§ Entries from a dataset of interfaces
········

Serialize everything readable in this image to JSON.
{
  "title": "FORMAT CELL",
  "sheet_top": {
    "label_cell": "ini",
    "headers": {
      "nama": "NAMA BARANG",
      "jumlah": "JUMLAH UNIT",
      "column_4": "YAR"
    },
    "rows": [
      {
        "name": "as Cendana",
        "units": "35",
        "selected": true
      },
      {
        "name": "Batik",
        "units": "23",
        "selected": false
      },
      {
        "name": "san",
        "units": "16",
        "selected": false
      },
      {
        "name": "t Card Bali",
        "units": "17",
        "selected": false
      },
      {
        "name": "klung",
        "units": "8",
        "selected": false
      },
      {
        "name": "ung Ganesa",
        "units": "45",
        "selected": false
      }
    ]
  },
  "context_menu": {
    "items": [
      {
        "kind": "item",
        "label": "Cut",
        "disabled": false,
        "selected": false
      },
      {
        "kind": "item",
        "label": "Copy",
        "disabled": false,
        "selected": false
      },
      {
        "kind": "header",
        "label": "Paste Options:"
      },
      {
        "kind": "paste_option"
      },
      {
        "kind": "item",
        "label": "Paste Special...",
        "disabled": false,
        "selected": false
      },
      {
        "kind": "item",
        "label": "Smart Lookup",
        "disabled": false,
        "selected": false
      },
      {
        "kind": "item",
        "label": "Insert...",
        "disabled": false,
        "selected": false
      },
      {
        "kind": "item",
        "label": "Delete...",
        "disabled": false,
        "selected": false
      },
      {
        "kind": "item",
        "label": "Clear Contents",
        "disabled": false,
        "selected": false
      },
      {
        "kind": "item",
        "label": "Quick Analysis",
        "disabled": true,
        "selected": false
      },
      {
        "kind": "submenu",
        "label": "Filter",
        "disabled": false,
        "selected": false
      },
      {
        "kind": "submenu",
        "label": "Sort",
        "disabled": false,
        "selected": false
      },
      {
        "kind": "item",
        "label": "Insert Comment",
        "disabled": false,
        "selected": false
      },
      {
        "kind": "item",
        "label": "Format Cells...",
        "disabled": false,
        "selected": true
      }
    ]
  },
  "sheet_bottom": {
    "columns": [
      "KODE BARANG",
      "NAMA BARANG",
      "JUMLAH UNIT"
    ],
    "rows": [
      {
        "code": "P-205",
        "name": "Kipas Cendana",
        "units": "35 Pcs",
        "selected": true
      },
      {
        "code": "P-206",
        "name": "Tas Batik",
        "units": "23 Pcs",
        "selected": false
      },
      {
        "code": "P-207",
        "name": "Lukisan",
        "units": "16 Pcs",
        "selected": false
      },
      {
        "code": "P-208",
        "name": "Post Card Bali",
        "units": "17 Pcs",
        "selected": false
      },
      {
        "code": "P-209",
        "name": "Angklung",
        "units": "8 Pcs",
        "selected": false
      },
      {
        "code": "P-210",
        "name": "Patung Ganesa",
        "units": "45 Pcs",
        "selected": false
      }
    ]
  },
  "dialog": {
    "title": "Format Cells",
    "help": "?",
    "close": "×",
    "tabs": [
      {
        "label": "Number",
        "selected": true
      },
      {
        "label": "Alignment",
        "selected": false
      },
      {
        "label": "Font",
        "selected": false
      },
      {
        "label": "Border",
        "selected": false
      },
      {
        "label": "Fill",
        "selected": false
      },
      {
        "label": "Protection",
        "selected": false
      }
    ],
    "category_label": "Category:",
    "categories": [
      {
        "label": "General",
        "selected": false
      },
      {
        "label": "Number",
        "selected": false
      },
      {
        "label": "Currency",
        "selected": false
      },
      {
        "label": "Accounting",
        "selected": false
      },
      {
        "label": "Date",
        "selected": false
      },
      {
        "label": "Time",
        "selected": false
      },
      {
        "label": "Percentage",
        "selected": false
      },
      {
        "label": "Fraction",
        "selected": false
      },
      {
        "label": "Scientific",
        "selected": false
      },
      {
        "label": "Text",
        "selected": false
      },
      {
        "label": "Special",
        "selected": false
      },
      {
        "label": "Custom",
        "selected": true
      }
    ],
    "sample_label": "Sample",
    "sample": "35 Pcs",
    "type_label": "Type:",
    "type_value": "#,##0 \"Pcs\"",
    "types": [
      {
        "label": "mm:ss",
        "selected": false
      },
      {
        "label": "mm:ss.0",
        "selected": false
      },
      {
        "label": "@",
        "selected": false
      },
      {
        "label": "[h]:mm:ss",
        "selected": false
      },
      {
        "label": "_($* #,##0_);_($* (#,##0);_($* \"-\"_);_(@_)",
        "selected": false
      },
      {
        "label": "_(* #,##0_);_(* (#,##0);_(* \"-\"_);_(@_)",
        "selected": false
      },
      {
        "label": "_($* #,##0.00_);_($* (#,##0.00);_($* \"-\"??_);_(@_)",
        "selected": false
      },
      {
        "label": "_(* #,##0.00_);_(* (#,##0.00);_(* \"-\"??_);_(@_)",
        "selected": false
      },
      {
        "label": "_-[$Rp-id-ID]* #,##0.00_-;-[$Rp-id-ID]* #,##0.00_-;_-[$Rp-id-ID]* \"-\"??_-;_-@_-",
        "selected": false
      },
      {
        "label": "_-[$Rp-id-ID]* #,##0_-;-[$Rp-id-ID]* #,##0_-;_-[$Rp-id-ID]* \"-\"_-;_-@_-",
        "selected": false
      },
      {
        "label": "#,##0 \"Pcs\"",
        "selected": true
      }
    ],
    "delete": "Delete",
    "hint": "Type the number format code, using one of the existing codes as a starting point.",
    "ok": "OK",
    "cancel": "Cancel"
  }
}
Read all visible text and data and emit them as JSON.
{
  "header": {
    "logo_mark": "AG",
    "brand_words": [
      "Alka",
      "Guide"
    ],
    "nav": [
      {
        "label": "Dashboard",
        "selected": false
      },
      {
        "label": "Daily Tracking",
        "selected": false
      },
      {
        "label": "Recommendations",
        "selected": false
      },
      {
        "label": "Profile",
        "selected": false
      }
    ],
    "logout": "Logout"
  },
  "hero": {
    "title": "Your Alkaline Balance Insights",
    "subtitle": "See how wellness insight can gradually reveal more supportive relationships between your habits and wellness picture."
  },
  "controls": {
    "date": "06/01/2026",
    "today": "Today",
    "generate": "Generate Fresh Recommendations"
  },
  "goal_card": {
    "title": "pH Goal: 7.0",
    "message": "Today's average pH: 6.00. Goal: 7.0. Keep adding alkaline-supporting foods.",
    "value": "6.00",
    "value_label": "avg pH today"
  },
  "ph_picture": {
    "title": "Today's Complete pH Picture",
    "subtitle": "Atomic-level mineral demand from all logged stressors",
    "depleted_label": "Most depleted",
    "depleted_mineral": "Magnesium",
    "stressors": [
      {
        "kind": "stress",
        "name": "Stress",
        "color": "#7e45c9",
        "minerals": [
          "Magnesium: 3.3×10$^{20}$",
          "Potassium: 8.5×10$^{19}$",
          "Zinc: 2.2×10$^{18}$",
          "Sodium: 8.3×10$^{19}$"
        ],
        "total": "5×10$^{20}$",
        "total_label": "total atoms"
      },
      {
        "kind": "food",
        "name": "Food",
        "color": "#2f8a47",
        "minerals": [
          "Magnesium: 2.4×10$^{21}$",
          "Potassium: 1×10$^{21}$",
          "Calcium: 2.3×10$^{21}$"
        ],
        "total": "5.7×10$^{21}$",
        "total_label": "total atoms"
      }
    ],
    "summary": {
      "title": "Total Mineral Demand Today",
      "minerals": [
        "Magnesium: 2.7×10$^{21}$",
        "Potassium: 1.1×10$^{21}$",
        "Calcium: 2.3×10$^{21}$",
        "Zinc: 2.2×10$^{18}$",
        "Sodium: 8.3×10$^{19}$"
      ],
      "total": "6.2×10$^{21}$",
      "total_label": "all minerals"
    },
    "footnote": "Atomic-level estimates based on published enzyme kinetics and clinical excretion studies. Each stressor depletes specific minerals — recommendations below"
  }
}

········

§ Task prompt
All of the records above should be repeated exactly.

§ Solved exercise
Serialize everything readable in this image to JSON.
{
  "title": "FORMAT CELL",
  "sheet_top": {
    "label_cell": "ini",
    "headers": {
      "nama": "NAMA BARANG",
      "jumlah": "JUMLAH UNIT",
      "column_4": "YAR"
    },
    "rows": [
      {
        "name": "as Cendana",
        "units": "35",
        "selected": true
      },
      {
        "name": "Batik",
        "units": "23",
        "selected": false
      },
      {
        "name": "san",
        "units": "16",
        "selected": false
      },
      {
        "name": "t Card Bali",
        "units": "17",
        "selected": false
      },
      {
        "name": "klung",
        "units": "8",
        "selected": false
      },
      {
        "name": "ung Ganesa",
        "units": "45",
        "selected": false
      }
    ]
  },
  "context_menu": {
    "items": [
      {
        "kind": "item",
        "label": "Cut",
        "disabled": false,
        "selected": false
      },
      {
        "kind": "item",
        "label": "Copy",
        "disabled": false,
        "selected": false
      },
      {
        "kind": "header",
        "label": "Paste Options:"
      },
      {
        "kind": "paste_option"
      },
      {
        "kind": "item",
        "label": "Paste Special...",
        "disabled": false,
        "selected": false
      },
      {
        "kind": "item",
        "label": "Smart Lookup",
        "disabled": false,
        "selected": false
      },
      {
        "kind": "item",
        "label": "Insert...",
        "disabled": false,
        "selected": false
      },
      {
        "kind": "item",
        "label": "Delete...",
        "disabled": false,
        "selected": false
      },
      {
        "kind": "item",
        "label": "Clear Contents",
        "disabled": false,
        "selected": false
      },
      {
        "kind": "item",
        "label": "Quick Analysis",
        "disabled": true,
        "selected": false
      },
      {
        "kind": "submenu",
        "label": "Filter",
        "disabled": false,
        "selected": false
      },
      {
        "kind": "submenu",
        "label": "Sort",
        "disabled": false,
        "selected": false
      },
      {
        "kind": "item",
        "label": "Insert Comment",
        "disabled": false,
        "selected": false
      },
      {
        "kind": "item",
        "label": "Format Cells...",
        "disabled": false,
        "selected": true
      }
    ]
  },
  "sheet_bottom": {
    "columns": [
      "KODE BARANG",
      "NAMA BARANG",
      "JUMLAH UNIT"
    ],
    "rows": [
      {
        "code": "P-205",
        "name": "Kipas Cendana",
        "units": "35 Pcs",
        "selected": true
      },
      {
        "code": "P-206",
        "name": "Tas Batik",
        "units": "23 Pcs",
        "selected": false
      },
      {
        "code": "P-207",
        "name": "Lukisan",
        "units": "16 Pcs",
        "selected": false
      },
      {
        "code": "P-208",
        "name": "Post Card Bali",
        "units": "17 Pcs",
        "selected": false
      },
      {
        "code": "P-209",
        "name": "Angklung",
        "units": "8 Pcs",
        "selected": false
      },
      {
        "code": "P-210",
        "name": "Patung Ganesa",
        "units": "45 Pcs",
        "selected": false
      }
    ]
  },
  "dialog": {
    "title": "Format Cells",
    "help": "?",
    "close": "×",
    "tabs": [
      {
        "label": "Number",
        "selected": true
      },
      {
        "label": "Alignment",
        "selected": false
      },
      {
        "label": "Font",
        "selected": false
      },
      {
        "label": "Border",
        "selected": false
      },
      {
        "label": "Fill",
        "selected": false
      },
      {
        "label": "Protection",
        "selected": false
      }
    ],
    "category_label": "Category:",
    "categories": [
      {
        "label": "General",
        "selected": false
      },
      {
        "label": "Number",
        "selected": false
      },
      {
        "label": "Currency",
        "selected": false
      },
      {
        "label": "Accounting",
        "selected": false
      },
      {
        "label": "Date",
        "selected": false
      },
      {
        "label": "Time",
        "selected": false
      },
      {
        "label": "Percentage",
        "selected": false
      },
      {
        "label": "Fraction",
        "selected": false
      },
      {
        "label": "Scientific",
        "selected": false
      },
      {
        "label": "Text",
        "selected": false
      },
      {
        "label": "Special",
        "selected": false
      },
      {
        "label": "Custom",
        "selected": true
      }
    ],
    "sample_label": "Sample",
    "sample": "35 Pcs",
    "type_label": "Type:",
    "type_value": "#,##0 \"Pcs\"",
    "types": [
      {
        "label": "mm:ss",
        "selected": false
      },
      {
        "label": "mm:ss.0",
        "selected": false
      },
      {
        "label": "@",
        "selected": false
      },
      {
        "label": "[h]:mm:ss",
        "selected": false
      },
      {
        "label": "_($* #,##0_);_($* (#,##0);_($* \"-\"_);_(@_)",
        "selected": false
      },
      {
        "label": "_(* #,##0_);_(* (#,##0);_(* \"-\"_);_(@_)",
        "selected": false
      },
      {
        "label": "_($* #,##0.00_);_($* (#,##0.00);_($* \"-\"??_);_(@_)",
        "selected": false
      },
      {
        "label": "_(* #,##0.00_);_(* (#,##0.00);_(* \"-\"??_);_(@_)",
        "selected": false
      },
      {
        "label": "_-[$Rp-id-ID]* #,##0.00_-;-[$Rp-id-ID]* #,##0.00_-;_-[$Rp-id-ID]* \"-\"??_-;_-@_-",
        "selected": false
      },
      {
        "label": "_-[$Rp-id-ID]* #,##0_-;-[$Rp-id-ID]* #,##0_-;_-[$Rp-id-ID]* \"-\"_-;_-@_-",
        "selected": false
      },
      {
        "label": "#,##0 \"Pcs\"",
        "selected": true
      }
    ],
    "delete": "Delete",
    "hint": "Type the number format code, using one of the existing codes as a starting point.",
    "ok": "OK",
    "cancel": "Cancel"
  }
}
Read all visible text and data and emit them as JSON.
{
  "header": {
    "logo_mark": "AG",
    "brand_words": [
      "Alka",
      "Guide"
    ],
    "nav": [
      {
        "label": "Dashboard",
        "selected": false
      },
      {
        "label": "Daily Tracking",
        "selected": false
      },
      {
        "label": "Recommendations",
        "selected": false
      },
      {
        "label": "Profile",
        "selected": false
      }
    ],
    "logout": "Logout"
  },
  "hero": {
    "title": "Your Alkaline Balance Insights",
    "subtitle": "See how wellness insight can gradually reveal more supportive relationships between your habits and wellness picture."
  },
  "controls": {
    "date": "06/01/2026",
    "today": "Today",
    "generate": "Generate Fresh Recommendations"
  },
  "goal_card": {
    "title": "pH Goal: 7.0",
    "message": "Today's average pH: 6.00. Goal: 7.0. Keep adding alkaline-supporting foods.",
    "value": "6.00",
    "value_label": "avg pH today"
  },
  "ph_picture": {
    "title": "Today's Complete pH Picture",
    "subtitle": "Atomic-level mineral demand from all logged stressors",
    "depleted_label": "Most depleted",
    "depleted_mineral": "Magnesium",
    "stressors": [
      {
        "kind": "stress",
        "name": "Stress",
        "color": "#7e45c9",
        "minerals": [
          "Magnesium: 3.3×10$^{20}$",
          "Potassium: 8.5×10$^{19}$",
          "Zinc: 2.2×10$^{18}$",
          "Sodium: 8.3×10$^{19}$"
        ],
        "total": "5×10$^{20}$",
        "total_label": "total atoms"
      },
      {
        "kind": "food",
        "name": "Food",
        "color": "#2f8a47",
        "minerals": [
          "Magnesium: 2.4×10$^{21}$",
          "Potassium: 1×10$^{21}$",
          "Calcium: 2.3×10$^{21}$"
        ],
        "total": "5.7×10$^{21}$",
        "total_label": "total atoms"
      }
    ],
    "summary": {
      "title": "Total Mineral Demand Today",
      "minerals": [
        "Magnesium: 2.7×10$^{21}$",
        "Potassium: 1.1×10$^{21}$",
        "Calcium: 2.3×10$^{21}$",
        "Zinc: 2.2×10$^{18}$",
        "Sodium: 8.3×10$^{19}$"
      ],
      "total": "6.2×10$^{21}$",
      "total_label": "all minerals"
    },
    "footnote": "Atomic-level estimates based on published enzyme kinetics and clinical excretion studies. Each stressor depletes specific minerals — recommendations below"
  }
}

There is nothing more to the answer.